> Work instructions: Read through the lines below and copy the ones holding the string "dosdispensering".
####
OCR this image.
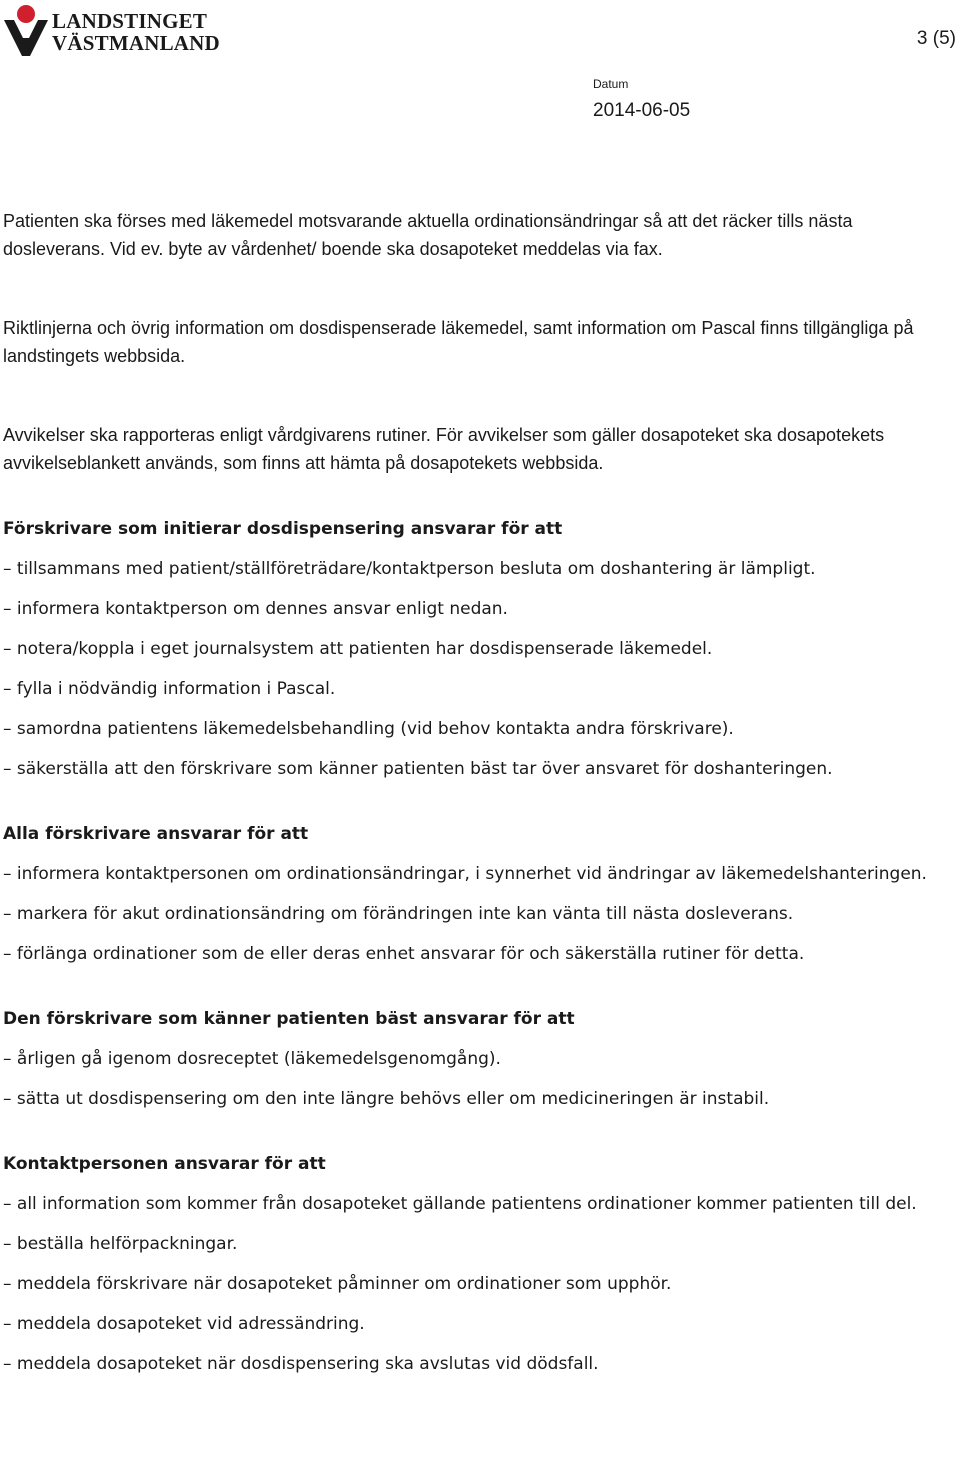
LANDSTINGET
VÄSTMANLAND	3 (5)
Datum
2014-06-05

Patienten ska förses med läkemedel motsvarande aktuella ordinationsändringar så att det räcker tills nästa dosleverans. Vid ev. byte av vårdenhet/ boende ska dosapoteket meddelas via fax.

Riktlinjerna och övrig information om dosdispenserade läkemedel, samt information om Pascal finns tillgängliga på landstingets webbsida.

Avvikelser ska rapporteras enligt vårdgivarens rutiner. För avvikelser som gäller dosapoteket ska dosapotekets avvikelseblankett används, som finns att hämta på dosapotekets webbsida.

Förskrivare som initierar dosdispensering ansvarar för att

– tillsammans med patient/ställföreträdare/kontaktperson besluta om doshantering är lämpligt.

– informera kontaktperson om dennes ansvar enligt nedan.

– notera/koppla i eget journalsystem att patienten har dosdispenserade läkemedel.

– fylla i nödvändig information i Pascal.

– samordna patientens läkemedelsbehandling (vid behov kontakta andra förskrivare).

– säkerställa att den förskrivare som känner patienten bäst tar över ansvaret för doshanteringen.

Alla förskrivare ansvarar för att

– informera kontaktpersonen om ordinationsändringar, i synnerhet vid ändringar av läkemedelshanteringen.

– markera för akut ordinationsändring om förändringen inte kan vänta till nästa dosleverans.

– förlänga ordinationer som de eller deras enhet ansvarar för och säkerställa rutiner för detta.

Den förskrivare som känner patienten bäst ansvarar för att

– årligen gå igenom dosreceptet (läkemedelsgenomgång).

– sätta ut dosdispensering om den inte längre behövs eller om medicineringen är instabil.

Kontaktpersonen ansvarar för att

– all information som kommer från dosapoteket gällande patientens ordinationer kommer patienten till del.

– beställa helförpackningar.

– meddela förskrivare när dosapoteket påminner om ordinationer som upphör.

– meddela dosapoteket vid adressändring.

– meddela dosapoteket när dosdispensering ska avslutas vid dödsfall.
####
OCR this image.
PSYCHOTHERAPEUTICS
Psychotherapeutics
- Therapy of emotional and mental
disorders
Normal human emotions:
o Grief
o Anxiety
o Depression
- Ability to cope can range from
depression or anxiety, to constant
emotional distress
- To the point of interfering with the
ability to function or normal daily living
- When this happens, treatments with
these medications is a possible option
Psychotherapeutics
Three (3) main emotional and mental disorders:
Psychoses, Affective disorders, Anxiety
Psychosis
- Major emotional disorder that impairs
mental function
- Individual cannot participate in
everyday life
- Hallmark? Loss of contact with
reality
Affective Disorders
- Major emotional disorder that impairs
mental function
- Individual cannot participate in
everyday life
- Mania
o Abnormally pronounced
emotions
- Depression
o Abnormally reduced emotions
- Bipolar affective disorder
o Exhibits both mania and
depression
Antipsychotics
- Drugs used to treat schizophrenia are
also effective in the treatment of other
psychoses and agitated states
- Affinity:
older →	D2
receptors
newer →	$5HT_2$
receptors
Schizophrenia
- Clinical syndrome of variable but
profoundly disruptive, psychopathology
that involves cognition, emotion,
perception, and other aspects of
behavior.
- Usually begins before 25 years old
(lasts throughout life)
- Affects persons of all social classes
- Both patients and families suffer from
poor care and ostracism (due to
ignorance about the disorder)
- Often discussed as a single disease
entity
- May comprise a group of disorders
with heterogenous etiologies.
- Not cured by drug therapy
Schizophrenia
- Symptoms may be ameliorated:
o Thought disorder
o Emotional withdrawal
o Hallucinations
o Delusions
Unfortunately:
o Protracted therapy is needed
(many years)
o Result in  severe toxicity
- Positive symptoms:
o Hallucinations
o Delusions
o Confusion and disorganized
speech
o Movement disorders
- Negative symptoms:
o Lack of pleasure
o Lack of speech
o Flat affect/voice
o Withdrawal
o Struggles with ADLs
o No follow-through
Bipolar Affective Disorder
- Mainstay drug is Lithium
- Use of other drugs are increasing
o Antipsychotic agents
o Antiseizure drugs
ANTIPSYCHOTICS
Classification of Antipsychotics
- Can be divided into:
####
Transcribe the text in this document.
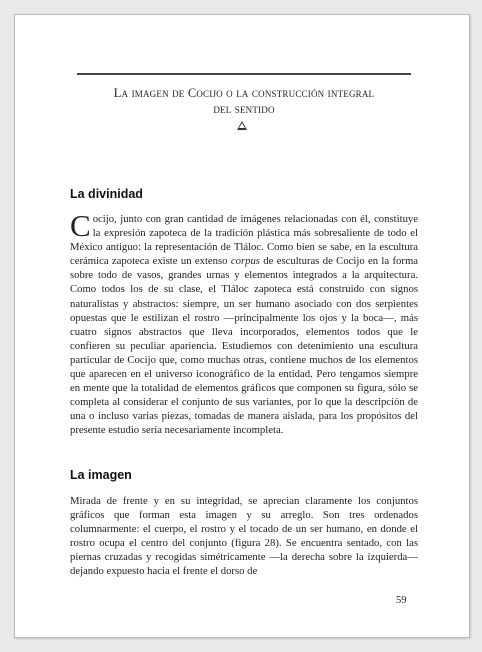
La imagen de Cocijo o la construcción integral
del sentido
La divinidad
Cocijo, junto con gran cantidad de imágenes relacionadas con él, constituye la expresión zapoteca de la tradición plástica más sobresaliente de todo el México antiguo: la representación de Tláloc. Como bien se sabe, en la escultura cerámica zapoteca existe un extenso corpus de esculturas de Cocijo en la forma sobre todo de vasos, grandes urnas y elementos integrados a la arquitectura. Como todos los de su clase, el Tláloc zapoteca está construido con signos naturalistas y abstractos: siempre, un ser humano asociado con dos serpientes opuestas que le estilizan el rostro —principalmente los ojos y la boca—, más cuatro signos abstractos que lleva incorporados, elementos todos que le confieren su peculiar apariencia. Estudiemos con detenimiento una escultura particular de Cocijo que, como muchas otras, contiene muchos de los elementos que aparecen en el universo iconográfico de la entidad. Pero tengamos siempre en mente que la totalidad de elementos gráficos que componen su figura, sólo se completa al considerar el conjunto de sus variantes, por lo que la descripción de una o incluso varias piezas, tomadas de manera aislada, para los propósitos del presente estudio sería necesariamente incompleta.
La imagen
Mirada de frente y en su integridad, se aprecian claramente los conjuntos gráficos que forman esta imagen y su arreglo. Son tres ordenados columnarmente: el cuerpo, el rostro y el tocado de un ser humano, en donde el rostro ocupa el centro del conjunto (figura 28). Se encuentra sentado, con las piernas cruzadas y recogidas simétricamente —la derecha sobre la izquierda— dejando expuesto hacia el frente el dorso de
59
####
> Result of this task:
Förskrivare som initierar dosdispensering ansvarar för att
– sätta ut dosdispensering om den inte längre behövs eller om medicineringen är instabil.
– meddela dosapoteket när dosdispensering ska avslutas vid dödsfall.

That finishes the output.